#### WORK REQUIRED
Repeat the material in full. Keep every line exactly as it is.

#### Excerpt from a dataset
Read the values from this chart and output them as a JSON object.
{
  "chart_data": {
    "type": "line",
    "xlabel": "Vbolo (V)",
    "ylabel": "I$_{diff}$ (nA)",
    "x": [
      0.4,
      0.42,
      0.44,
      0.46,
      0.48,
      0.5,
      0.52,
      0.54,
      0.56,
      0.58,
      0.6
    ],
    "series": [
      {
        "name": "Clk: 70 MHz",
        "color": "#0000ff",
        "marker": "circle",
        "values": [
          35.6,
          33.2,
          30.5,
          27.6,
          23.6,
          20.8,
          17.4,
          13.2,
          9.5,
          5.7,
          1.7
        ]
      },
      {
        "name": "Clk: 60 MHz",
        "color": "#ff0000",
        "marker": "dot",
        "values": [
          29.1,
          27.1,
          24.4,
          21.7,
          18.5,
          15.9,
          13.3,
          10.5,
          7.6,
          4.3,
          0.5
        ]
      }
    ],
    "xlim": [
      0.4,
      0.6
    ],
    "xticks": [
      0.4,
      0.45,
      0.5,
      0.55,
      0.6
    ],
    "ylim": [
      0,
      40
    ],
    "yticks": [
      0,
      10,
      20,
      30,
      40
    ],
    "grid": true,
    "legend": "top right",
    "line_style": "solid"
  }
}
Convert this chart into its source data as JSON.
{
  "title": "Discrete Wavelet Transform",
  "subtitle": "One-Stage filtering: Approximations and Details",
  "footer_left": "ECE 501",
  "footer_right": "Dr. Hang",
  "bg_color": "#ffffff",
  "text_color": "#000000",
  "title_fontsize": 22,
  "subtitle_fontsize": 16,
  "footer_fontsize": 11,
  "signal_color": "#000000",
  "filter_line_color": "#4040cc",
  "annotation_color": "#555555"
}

#### THE REPLY
Read the values from this chart and output them as a JSON object.
{
  "chart_data": {
    "type": "line",
    "xlabel": "Vbolo (V)",
    "ylabel": "I$_{diff}$ (nA)",
    "x": [
      0.4,
      0.42,
      0.44,
      0.46,
      0.48,
      0.5,
      0.52,
      0.54,
      0.56,
      0.58,
      0.6
    ],
    "series": [
      {
        "name": "Clk: 70 MHz",
        "color": "#0000ff",
        "marker": "circle",
        "values": [
          35.6,
          33.2,
          30.5,
          27.6,
          23.6,
          20.8,
          17.4,
          13.2,
          9.5,
          5.7,
          1.7
        ]
      },
      {
        "name": "Clk: 60 MHz",
        "color": "#ff0000",
        "marker": "dot",
        "values": [
          29.1,
          27.1,
          24.4,
          21.7,
          18.5,
          15.9,
          13.3,
          10.5,
          7.6,
          4.3,
          0.5
        ]
      }
    ],
    "xlim": [
      0.4,
      0.6
    ],
    "xticks": [
      0.4,
      0.45,
      0.5,
      0.55,
      0.6
    ],
    "ylim": [
      0,
      40
    ],
    "yticks": [
      0,
      10,
      20,
      30,
      40
    ],
    "grid": true,
    "legend": "top right",
    "line_style": "solid"
  }
}
Convert this chart into its source data as JSON.
{
  "title": "Discrete Wavelet Transform",
  "subtitle": "One-Stage filtering: Approximations and Details",
  "footer_left": "ECE 501",
  "footer_right": "Dr. Hang",
  "bg_color": "#ffffff",
  "text_color": "#000000",
  "title_fontsize": 22,
  "subtitle_fontsize": 16,
  "footer_fontsize": 11,
  "signal_color": "#000000",
  "filter_line_color": "#4040cc",
  "annotation_color": "#555555"
}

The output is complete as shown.